▸ Article:
Elusive in his lifetime and nearly lost to memory after his death, the Post-Minimalist sculptor Bill Bollinger is getting some belated attention in an exhibition touring Europe.

No late 20th-century artist as widely exhibited and admired as was Bill Bollinger (1939-1988) at his incandescent best has so completely eclipsed to darkness. Now, thanks to the first-ever large-scale Bollinger show at a museum, his work, hardly visible these past 35 years, matters anew. Curated by Christiane Meyer-Stoll at the Kunstmuseum Liechtenstein in Vaduz, “Bill Bollinger: The Retrospective” spans the years 1966-70 and includes 29 sculptures, numerous drawings, a movie and archival material. The show will travel in Europe; we find it telling that no U.S. venue has accepted the exhibition. Its account of Bollinger’s oeuvre is partial, since the artist did have strong solo exhibitions after 1970 (in 1972, 73 and 74) in New York City. But the tightness of Meyer-Stoll’s temporal frame aptly conveys Bollinger’s headlong rush in his prime. Though largely linear and of little mass, Bollinger’s sculptures exude confidence and command space with singular elegance and wit. The exhibition replays a moment when good sculptors were reinventing art on the fly.

▸ Source excerpt:
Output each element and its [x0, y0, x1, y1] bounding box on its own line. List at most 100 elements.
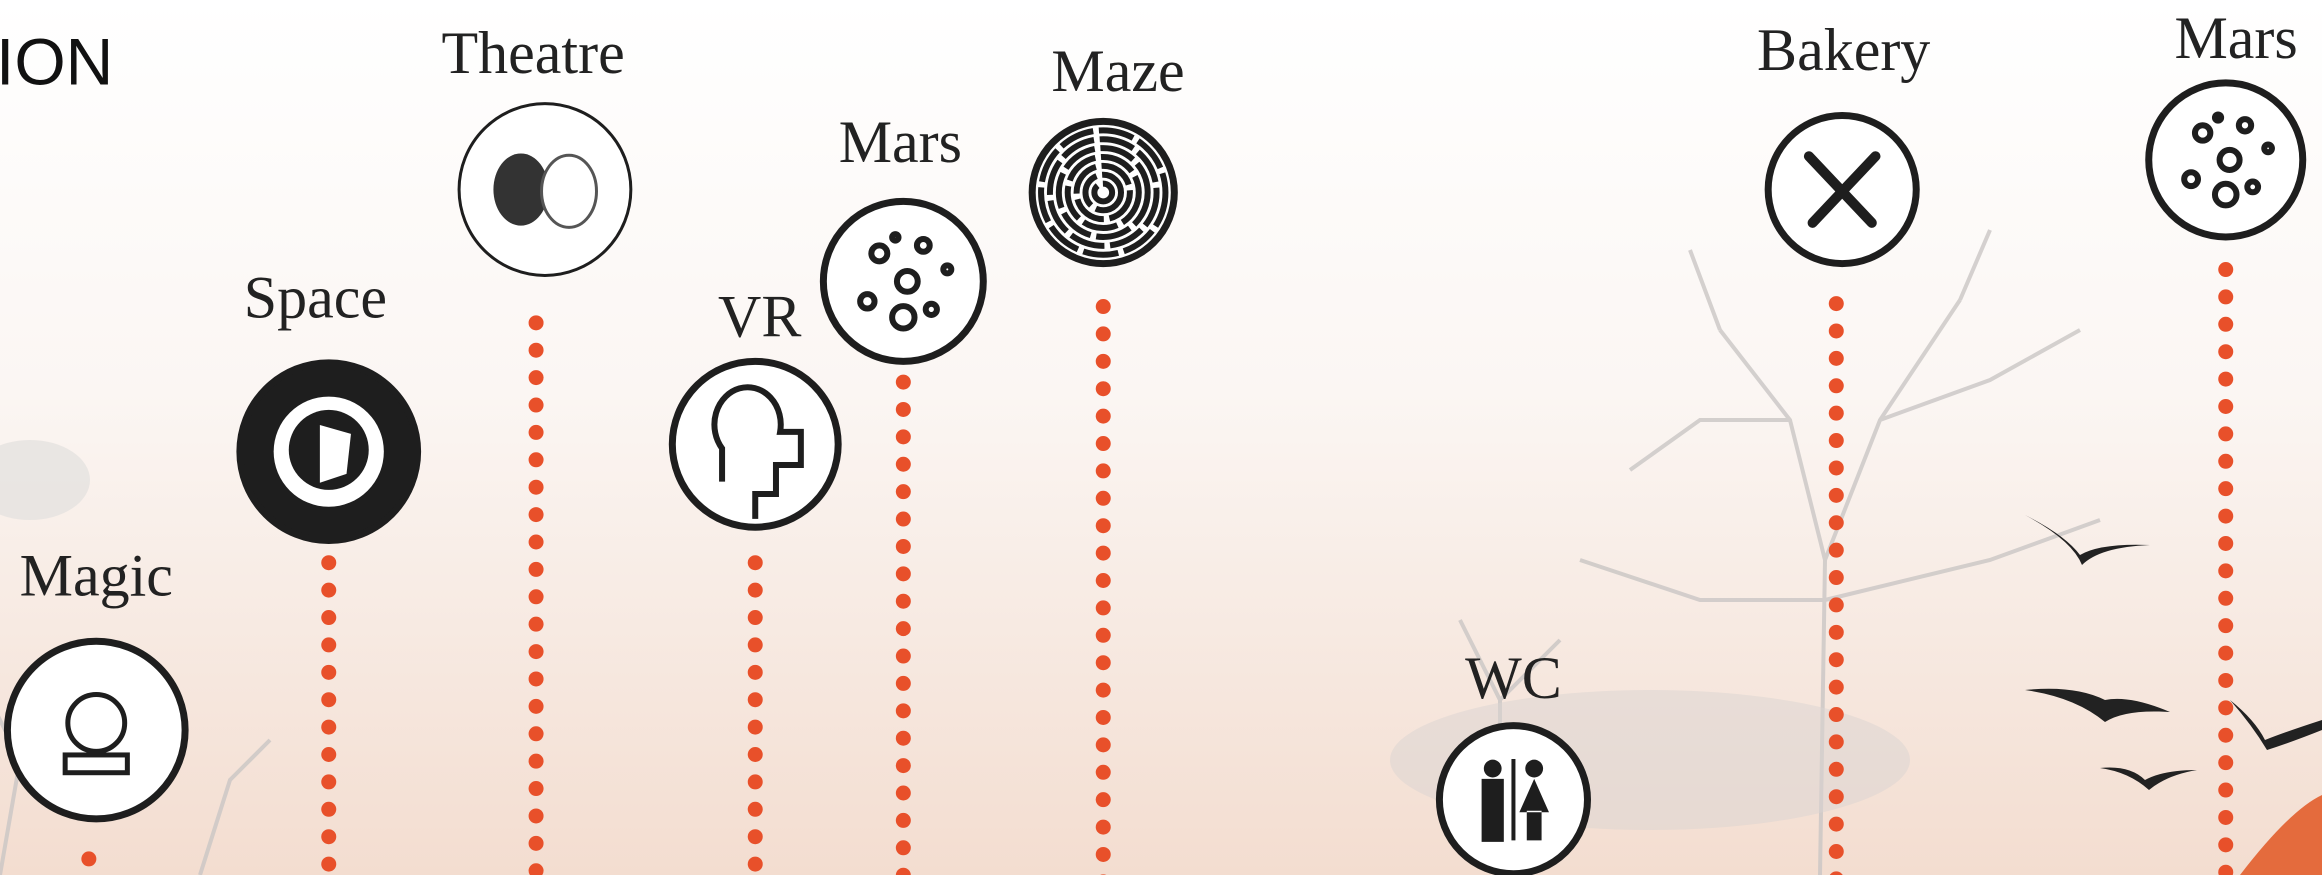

▸ Aim:
Extract the article on the Bill Bollinger retrospective in full, reproducing every word of it without change. Work only from the text about Bill Bollinger; the data is not needed here.

▸ Exercise response:
Elusive in his lifetime and nearly lost to memory after his death, the Post-Minimalist sculptor Bill Bollinger is getting some belated attention in an exhibition touring Europe.

No late 20th-century artist as widely exhibited and admired as was Bill Bollinger (1939-1988) at his incandescent best has so completely eclipsed to darkness. Now, thanks to the first-ever large-scale Bollinger show at a museum, his work, hardly visible these past 35 years, matters anew. Curated by Christiane Meyer-Stoll at the Kunstmuseum Liechtenstein in Vaduz, “Bill Bollinger: The Retrospective” spans the years 1966-70 and includes 29 sculptures, numerous drawings, a movie and archival material. The show will travel in Europe; we find it telling that no U.S. venue has accepted the exhibition. Its account of Bollinger’s oeuvre is partial, since the artist did have strong solo exhibitions after 1970 (in 1972, 73 and 74) in New York City. But the tightness of Meyer-Stoll’s temporal frame aptly conveys Bollinger’s headlong rush in his prime. Though largely linear and of little mass, Bollinger’s sculptures exude confidence and command space with singular elegance and wit. The exhibition replays a moment when good sculptors were reinventing art on the fly.